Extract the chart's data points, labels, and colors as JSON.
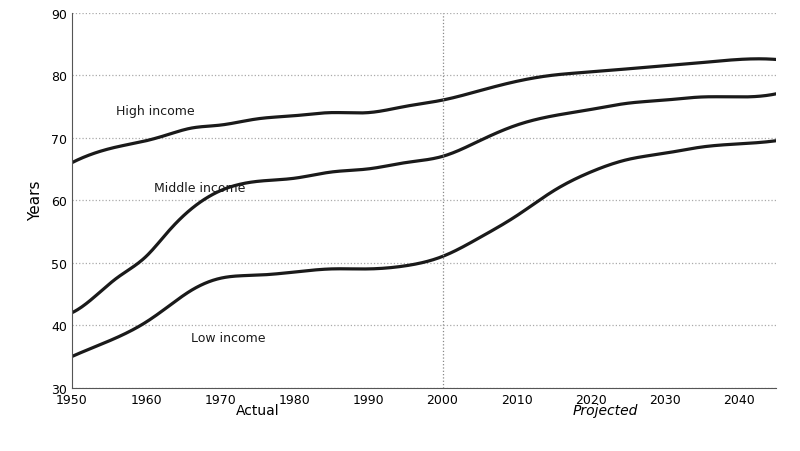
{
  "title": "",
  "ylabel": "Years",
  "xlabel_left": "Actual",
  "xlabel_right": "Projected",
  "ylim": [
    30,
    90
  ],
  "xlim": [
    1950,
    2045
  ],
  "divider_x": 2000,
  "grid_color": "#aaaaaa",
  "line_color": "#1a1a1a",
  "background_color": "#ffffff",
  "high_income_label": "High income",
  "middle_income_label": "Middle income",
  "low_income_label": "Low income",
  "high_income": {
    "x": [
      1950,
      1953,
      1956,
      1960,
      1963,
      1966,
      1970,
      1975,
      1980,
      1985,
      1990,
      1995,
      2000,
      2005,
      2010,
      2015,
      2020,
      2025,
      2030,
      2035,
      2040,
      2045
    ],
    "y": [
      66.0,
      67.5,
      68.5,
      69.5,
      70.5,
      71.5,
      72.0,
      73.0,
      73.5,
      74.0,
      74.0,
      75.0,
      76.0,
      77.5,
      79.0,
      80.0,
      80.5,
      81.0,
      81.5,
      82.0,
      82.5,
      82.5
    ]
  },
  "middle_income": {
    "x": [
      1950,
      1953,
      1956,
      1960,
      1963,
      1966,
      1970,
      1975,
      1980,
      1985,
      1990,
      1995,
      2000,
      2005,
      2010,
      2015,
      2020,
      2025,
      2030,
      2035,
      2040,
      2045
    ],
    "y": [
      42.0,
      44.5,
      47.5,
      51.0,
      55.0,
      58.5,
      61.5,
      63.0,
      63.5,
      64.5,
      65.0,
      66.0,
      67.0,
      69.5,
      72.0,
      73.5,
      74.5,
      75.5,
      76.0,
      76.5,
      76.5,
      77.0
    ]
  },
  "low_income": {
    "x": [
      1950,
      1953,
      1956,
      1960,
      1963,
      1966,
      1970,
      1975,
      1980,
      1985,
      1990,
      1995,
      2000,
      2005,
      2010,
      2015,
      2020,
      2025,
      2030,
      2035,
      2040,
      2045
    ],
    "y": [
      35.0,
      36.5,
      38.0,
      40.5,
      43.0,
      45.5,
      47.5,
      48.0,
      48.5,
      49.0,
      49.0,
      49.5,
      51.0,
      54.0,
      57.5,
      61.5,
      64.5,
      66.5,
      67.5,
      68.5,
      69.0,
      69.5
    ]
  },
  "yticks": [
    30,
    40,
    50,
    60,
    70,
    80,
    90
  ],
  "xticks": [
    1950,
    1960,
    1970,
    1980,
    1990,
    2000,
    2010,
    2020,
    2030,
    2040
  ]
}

= = = = = = =

Exercise brief -> Print every entry above again without changing a word, and omit the pictures.

Written answer ->
Extract the chart's data points, labels, and colors as JSON.
{
  "title": "",
  "ylabel": "Years",
  "xlabel_left": "Actual",
  "xlabel_right": "Projected",
  "ylim": [
    30,
    90
  ],
  "xlim": [
    1950,
    2045
  ],
  "divider_x": 2000,
  "grid_color": "#aaaaaa",
  "line_color": "#1a1a1a",
  "background_color": "#ffffff",
  "high_income_label": "High income",
  "middle_income_label": "Middle income",
  "low_income_label": "Low income",
  "high_income": {
    "x": [
      1950,
      1953,
      1956,
      1960,
      1963,
      1966,
      1970,
      1975,
      1980,
      1985,
      1990,
      1995,
      2000,
      2005,
      2010,
      2015,
      2020,
      2025,
      2030,
      2035,
      2040,
      2045
    ],
    "y": [
      66.0,
      67.5,
      68.5,
      69.5,
      70.5,
      71.5,
      72.0,
      73.0,
      73.5,
      74.0,
      74.0,
      75.0,
      76.0,
      77.5,
      79.0,
      80.0,
      80.5,
      81.0,
      81.5,
      82.0,
      82.5,
      82.5
    ]
  },
  "middle_income": {
    "x": [
      1950,
      1953,
      1956,
      1960,
      1963,
      1966,
      1970,
      1975,
      1980,
      1985,
      1990,
      1995,
      2000,
      2005,
      2010,
      2015,
      2020,
      2025,
      2030,
      2035,
      2040,
      2045
    ],
    "y": [
      42.0,
      44.5,
      47.5,
      51.0,
      55.0,
      58.5,
      61.5,
      63.0,
      63.5,
      64.5,
      65.0,
      66.0,
      67.0,
      69.5,
      72.0,
      73.5,
      74.5,
      75.5,
      76.0,
      76.5,
      76.5,
      77.0
    ]
  },
  "low_income": {
    "x": [
      1950,
      1953,
      1956,
      1960,
      1963,
      1966,
      1970,
      1975,
      1980,
      1985,
      1990,
      1995,
      2000,
      2005,
      2010,
      2015,
      2020,
      2025,
      2030,
      2035,
      2040,
      2045
    ],
    "y": [
      35.0,
      36.5,
      38.0,
      40.5,
      43.0,
      45.5,
      47.5,
      48.0,
      48.5,
      49.0,
      49.0,
      49.5,
      51.0,
      54.0,
      57.5,
      61.5,
      64.5,
      66.5,
      67.5,
      68.5,
      69.0,
      69.5
    ]
  },
  "yticks": [
    30,
    40,
    50,
    60,
    70,
    80,
    90
  ],
  "xticks": [
    1950,
    1960,
    1970,
    1980,
    1990,
    2000,
    2010,
    2020,
    2030,
    2040
  ]
}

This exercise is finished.